▸ **Listing**:

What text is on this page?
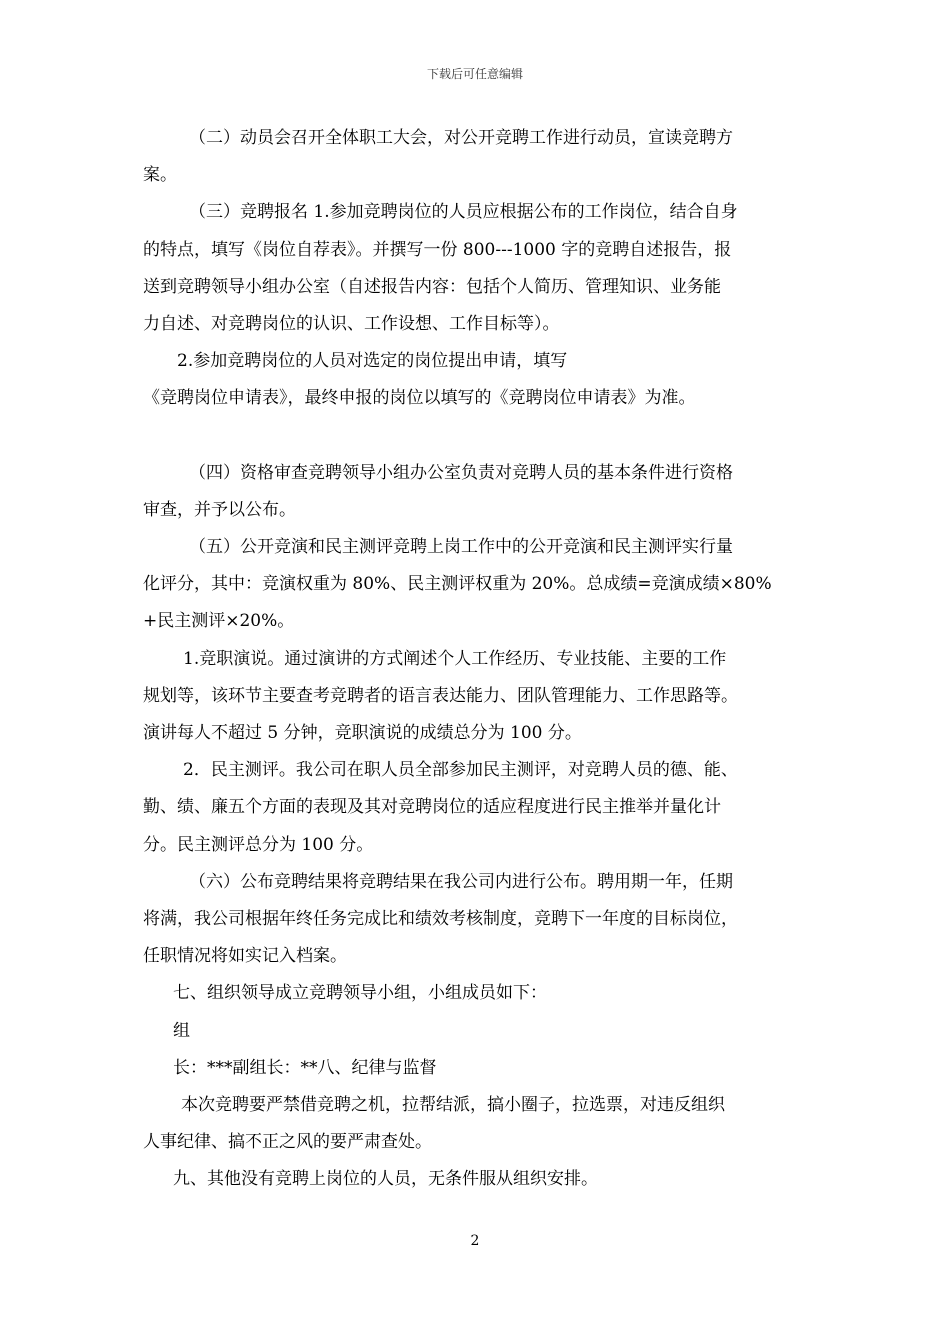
下载后可任意编辑

（二）动员会召开全体职工大会，对公开竞聘工作进行动员，宣读竞聘方

案。

（三）竞聘报名 1.参加竞聘岗位的人员应根据公布的工作岗位，结合自身

的特点，填写《岗位自荐表》。并撰写一份 800---1000 字的竞聘自述报告，报

送到竞聘领导小组办公室（自述报告内容：包括个人简历、管理知识、业务能

力自述、对竞聘岗位的认识、工作设想、工作目标等）。

2.参加竞聘岗位的人员对选定的岗位提出申请，填写

《竞聘岗位申请表》，最终申报的岗位以填写的《竞聘岗位申请表》为准。

（四）资格审查竞聘领导小组办公室负责对竞聘人员的基本条件进行资格

审查，并予以公布。

（五）公开竞演和民主测评竞聘上岗工作中的公开竞演和民主测评实行量

化评分，其中：竞演权重为 80%、民主测评权重为 20%。总成绩=竞演成绩×80%

+民主测评×20%。

1.竞职演说。通过演讲的方式阐述个人工作经历、专业技能、主要的工作

规划等，该环节主要查考竞聘者的语言表达能力、团队管理能力、工作思路等。

演讲每人不超过 5 分钟，竞职演说的成绩总分为 100 分。

2．民主测评。我公司在职人员全部参加民主测评，对竞聘人员的德、能、

勤、绩、廉五个方面的表现及其对竞聘岗位的适应程度进行民主推举并量化计

分。民主测评总分为 100 分。

（六）公布竞聘结果将竞聘结果在我公司内进行公布。聘用期一年，任期

将满，我公司根据年终任务完成比和绩效考核制度，竞聘下一年度的目标岗位，

任职情况将如实记入档案。

七、组织领导成立竞聘领导小组，小组成员如下：

组

长：***副组长：**八、纪律与监督

本次竞聘要严禁借竞聘之机，拉帮结派，搞小圈子，拉选票，对违反组织

人事纪律、搞不正之风的要严肃查处。

九、其他没有竞聘上岗位的人员，无条件服从组织安排。

2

▸ **Directions**:
Skip the pictures and transcribe the rest of the records exactly.

▸ **Exercise response**:
What text is on this page?
下载后可任意编辑

（二）动员会召开全体职工大会，对公开竞聘工作进行动员，宣读竞聘方

案。

（三）竞聘报名 1.参加竞聘岗位的人员应根据公布的工作岗位，结合自身

的特点，填写《岗位自荐表》。并撰写一份 800---1000 字的竞聘自述报告，报

送到竞聘领导小组办公室（自述报告内容：包括个人简历、管理知识、业务能

力自述、对竞聘岗位的认识、工作设想、工作目标等）。

2.参加竞聘岗位的人员对选定的岗位提出申请，填写

《竞聘岗位申请表》，最终申报的岗位以填写的《竞聘岗位申请表》为准。

（四）资格审查竞聘领导小组办公室负责对竞聘人员的基本条件进行资格

审查，并予以公布。

（五）公开竞演和民主测评竞聘上岗工作中的公开竞演和民主测评实行量

化评分，其中：竞演权重为 80%、民主测评权重为 20%。总成绩=竞演成绩×80%

+民主测评×20%。

1.竞职演说。通过演讲的方式阐述个人工作经历、专业技能、主要的工作

规划等，该环节主要查考竞聘者的语言表达能力、团队管理能力、工作思路等。

演讲每人不超过 5 分钟，竞职演说的成绩总分为 100 分。

2．民主测评。我公司在职人员全部参加民主测评，对竞聘人员的德、能、

勤、绩、廉五个方面的表现及其对竞聘岗位的适应程度进行民主推举并量化计

分。民主测评总分为 100 分。

（六）公布竞聘结果将竞聘结果在我公司内进行公布。聘用期一年，任期

将满，我公司根据年终任务完成比和绩效考核制度，竞聘下一年度的目标岗位，

任职情况将如实记入档案。

七、组织领导成立竞聘领导小组，小组成员如下：

组

长：***副组长：**八、纪律与监督

本次竞聘要严禁借竞聘之机，拉帮结派，搞小圈子，拉选票，对违反组织

人事纪律、搞不正之风的要严肃查处。

九、其他没有竞聘上岗位的人员，无条件服从组织安排。

2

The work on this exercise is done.